Incendi del passato

Struggente, potente, Incendi di Wajdi Mouawad, nonostante le atrocità, la guerra e le spietate torture che narra, reca un messaggio di amore.
Scena dell'opera

«L’infanzia è un coltello piantato in gola che non si tira via facilmente». Lo lascia scritto nel suo testamento Nawal, segnata da un passato incancellabile trasformato in un silenzio di dolore e rimorsi che l’accompagna alla morte. Il passato e le sue tracce di orrore tornano fuori poderosi nelle vite dei suoi figli gemelli, quando vengono incaricati di cercare un padre che pensavano morto e un fratello di cui ignoravano l’esistenza. Inizia così l’odissea negli anni della giovinezza della madre e in una terra del Medio Oriente degli odi religiosi.

Elenchi di regioni annotate

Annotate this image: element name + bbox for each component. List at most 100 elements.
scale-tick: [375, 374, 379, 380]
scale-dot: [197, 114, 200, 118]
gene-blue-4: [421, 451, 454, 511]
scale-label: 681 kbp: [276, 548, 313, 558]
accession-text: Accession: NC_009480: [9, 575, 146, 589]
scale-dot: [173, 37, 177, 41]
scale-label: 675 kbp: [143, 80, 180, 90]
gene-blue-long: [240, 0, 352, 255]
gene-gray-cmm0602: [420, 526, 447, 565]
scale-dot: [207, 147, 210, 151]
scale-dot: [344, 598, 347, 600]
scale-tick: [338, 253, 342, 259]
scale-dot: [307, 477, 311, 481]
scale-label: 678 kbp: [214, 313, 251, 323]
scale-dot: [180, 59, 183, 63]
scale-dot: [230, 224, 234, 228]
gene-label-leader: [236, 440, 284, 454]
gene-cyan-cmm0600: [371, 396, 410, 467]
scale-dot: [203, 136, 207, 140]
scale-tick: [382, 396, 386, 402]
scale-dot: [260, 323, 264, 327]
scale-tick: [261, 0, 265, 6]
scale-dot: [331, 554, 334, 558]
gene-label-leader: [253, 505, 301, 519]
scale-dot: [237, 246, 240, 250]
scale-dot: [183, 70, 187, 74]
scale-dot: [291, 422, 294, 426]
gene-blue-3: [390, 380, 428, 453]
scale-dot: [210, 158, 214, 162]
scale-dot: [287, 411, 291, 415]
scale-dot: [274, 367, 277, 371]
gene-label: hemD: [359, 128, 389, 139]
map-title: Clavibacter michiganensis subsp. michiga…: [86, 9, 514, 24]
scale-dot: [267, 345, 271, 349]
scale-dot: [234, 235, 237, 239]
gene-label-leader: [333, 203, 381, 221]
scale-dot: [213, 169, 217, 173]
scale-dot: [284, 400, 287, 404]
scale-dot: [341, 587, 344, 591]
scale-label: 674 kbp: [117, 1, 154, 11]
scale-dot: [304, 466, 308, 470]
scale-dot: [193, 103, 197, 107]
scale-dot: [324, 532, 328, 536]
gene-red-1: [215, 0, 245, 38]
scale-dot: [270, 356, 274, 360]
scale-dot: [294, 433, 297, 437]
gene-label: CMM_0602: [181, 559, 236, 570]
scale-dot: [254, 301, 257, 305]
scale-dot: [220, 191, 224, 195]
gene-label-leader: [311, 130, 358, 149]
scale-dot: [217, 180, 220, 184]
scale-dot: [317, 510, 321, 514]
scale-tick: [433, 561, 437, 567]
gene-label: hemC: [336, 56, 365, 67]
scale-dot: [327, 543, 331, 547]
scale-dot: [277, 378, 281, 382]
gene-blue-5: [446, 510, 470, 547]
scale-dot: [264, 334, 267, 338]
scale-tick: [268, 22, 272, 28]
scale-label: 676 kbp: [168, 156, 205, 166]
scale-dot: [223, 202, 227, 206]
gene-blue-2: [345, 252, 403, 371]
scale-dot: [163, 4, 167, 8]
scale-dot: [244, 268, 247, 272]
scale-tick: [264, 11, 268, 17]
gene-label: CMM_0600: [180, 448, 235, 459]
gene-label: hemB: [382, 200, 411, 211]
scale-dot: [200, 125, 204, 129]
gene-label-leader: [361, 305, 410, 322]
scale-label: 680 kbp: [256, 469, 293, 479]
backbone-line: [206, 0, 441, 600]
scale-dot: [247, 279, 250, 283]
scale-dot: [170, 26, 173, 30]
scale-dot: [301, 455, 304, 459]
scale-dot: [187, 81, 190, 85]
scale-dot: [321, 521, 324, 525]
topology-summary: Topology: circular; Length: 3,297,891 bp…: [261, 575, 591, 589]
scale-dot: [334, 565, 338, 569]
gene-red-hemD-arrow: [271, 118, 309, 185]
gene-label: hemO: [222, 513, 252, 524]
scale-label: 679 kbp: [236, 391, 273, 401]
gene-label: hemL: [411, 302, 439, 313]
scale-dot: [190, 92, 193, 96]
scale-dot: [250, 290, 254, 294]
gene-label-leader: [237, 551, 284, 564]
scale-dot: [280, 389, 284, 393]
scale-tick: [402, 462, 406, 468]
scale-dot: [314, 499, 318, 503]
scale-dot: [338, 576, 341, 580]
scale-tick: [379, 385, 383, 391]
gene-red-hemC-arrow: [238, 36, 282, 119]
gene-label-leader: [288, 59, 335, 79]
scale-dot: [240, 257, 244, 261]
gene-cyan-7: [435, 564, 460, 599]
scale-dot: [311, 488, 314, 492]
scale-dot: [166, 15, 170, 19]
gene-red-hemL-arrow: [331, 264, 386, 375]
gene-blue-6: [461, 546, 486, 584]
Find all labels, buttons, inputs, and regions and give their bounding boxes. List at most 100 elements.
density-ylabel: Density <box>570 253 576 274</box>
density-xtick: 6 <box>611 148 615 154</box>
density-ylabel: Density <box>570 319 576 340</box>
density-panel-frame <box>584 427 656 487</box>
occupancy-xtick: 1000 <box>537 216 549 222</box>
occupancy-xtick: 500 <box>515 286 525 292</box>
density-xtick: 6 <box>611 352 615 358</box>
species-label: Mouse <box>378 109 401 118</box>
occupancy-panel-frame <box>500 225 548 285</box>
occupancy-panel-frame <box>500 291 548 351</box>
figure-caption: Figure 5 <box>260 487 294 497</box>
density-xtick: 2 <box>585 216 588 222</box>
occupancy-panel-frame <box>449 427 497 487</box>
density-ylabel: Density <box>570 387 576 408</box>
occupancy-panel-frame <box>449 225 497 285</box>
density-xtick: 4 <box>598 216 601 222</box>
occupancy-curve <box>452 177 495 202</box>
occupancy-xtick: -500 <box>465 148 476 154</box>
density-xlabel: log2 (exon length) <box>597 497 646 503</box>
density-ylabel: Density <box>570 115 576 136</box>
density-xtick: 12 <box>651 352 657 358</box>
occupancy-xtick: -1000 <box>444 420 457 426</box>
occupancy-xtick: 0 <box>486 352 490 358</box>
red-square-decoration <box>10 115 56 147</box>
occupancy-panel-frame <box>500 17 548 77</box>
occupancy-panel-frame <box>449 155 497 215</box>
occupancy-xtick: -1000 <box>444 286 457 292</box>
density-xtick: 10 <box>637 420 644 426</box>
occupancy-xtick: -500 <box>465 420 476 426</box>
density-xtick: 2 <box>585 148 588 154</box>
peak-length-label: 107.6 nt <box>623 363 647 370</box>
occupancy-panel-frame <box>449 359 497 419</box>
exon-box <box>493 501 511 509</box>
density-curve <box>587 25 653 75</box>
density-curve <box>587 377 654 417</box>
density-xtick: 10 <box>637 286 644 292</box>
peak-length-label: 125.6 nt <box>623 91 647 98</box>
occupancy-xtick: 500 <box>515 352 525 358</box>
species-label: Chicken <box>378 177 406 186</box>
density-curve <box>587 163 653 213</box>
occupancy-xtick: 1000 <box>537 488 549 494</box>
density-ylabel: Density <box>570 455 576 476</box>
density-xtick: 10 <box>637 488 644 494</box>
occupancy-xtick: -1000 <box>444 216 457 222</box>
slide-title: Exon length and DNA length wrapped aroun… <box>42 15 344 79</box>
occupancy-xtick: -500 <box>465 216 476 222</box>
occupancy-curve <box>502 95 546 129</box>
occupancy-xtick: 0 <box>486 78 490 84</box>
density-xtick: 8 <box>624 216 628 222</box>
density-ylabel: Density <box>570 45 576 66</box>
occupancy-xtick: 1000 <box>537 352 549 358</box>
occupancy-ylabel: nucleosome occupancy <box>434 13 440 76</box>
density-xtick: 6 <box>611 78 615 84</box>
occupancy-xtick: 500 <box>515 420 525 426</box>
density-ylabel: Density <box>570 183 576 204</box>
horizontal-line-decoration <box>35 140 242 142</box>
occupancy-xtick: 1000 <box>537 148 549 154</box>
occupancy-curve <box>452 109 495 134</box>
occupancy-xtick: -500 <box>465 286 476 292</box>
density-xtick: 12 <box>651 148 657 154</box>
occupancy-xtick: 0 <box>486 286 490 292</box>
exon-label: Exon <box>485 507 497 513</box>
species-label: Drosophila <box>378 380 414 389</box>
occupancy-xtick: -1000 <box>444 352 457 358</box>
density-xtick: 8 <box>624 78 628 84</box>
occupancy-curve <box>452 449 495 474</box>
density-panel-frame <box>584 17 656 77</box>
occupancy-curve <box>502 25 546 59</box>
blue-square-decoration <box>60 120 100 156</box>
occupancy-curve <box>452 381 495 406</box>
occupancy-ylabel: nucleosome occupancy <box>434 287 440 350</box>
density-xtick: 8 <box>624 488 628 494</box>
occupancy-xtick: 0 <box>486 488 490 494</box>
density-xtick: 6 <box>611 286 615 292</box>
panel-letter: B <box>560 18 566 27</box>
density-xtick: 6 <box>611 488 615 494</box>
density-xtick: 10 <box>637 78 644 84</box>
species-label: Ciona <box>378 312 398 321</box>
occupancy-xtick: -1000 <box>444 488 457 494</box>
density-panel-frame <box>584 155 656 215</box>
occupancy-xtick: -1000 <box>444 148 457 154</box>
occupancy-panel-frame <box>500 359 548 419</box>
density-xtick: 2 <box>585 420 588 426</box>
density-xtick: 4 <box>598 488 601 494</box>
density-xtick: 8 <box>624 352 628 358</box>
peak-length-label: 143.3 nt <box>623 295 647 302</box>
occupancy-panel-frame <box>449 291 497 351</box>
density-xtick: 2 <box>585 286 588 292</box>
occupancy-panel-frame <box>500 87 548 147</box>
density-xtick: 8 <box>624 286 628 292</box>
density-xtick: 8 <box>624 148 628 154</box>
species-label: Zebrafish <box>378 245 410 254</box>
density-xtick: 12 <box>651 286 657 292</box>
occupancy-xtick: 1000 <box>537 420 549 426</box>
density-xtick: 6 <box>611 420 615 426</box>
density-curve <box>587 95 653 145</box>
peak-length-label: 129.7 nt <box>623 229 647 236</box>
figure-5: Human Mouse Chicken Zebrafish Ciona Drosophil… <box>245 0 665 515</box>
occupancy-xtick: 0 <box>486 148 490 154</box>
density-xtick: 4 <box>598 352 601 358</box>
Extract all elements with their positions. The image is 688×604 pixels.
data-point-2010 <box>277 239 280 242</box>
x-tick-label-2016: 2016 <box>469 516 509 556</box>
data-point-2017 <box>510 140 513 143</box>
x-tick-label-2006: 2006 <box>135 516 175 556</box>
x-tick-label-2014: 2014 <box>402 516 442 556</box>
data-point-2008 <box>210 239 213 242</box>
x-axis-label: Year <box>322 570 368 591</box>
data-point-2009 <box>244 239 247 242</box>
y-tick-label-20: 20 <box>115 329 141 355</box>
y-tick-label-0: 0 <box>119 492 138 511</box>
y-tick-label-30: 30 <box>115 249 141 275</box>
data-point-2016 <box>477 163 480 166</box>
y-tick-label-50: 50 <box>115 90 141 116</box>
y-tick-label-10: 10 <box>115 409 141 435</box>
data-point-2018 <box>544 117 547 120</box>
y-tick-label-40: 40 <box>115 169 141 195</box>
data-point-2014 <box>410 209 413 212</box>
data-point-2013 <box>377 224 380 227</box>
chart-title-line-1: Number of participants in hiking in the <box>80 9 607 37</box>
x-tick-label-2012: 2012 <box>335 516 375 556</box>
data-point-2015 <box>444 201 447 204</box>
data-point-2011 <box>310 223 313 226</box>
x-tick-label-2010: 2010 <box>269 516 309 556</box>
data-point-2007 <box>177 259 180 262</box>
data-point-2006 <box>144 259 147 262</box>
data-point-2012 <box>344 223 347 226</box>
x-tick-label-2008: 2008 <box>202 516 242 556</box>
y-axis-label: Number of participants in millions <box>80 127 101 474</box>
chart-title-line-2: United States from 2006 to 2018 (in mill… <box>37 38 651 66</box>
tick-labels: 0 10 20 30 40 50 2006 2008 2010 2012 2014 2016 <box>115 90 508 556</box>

LE SFIDE
• 1. Nel testo su Incendi, che cosa devono cercare i figli gemelli di Nawal?
• 2. Prosegui il testo su Incendi partendo dalla sua ultima frase.
Per svolgere questi compiti i dati non servono.

RISPOSTE IN ORDINE
• 1. Un padre che pensavano morto e un fratello di cui ignoravano l'esistenza.

• 2.
Struggente, potente, Incendi di Wajdi Mouawad, nonostante le atrocità, la guerra e le spietate torture che narra, reca un messaggio di amore, nonostante tutto. Del testo avevamo visto altre messinscene, poco convincenti. Questa di Renzo Martinelli ha una forza sorprendente, che evoca, con toni contemporanei, la grande tragedia classica. Con flash back e salti temporali, con un linguaggio scenico destrutturato, il regista punta sulla intensa recitazione di cinque bravissimi giovani attori (fra cui Federica Fracassi e Valentina Picello), ai quali basta un cambio di velo per assumere ruoli di contorno, spostandosi dal centro della scena su banchi laterali. Sullo sfondo una tenda svelerà delle impalcature con residui simbolici di un paesaggio devastato, dove si aggira un uomo col naso rosso da clown, elemento che rivelerà un carnefice-padre-fratello immobilizzato in una sorta di eterna adolescenza.
 
Al Teatro India di Roma.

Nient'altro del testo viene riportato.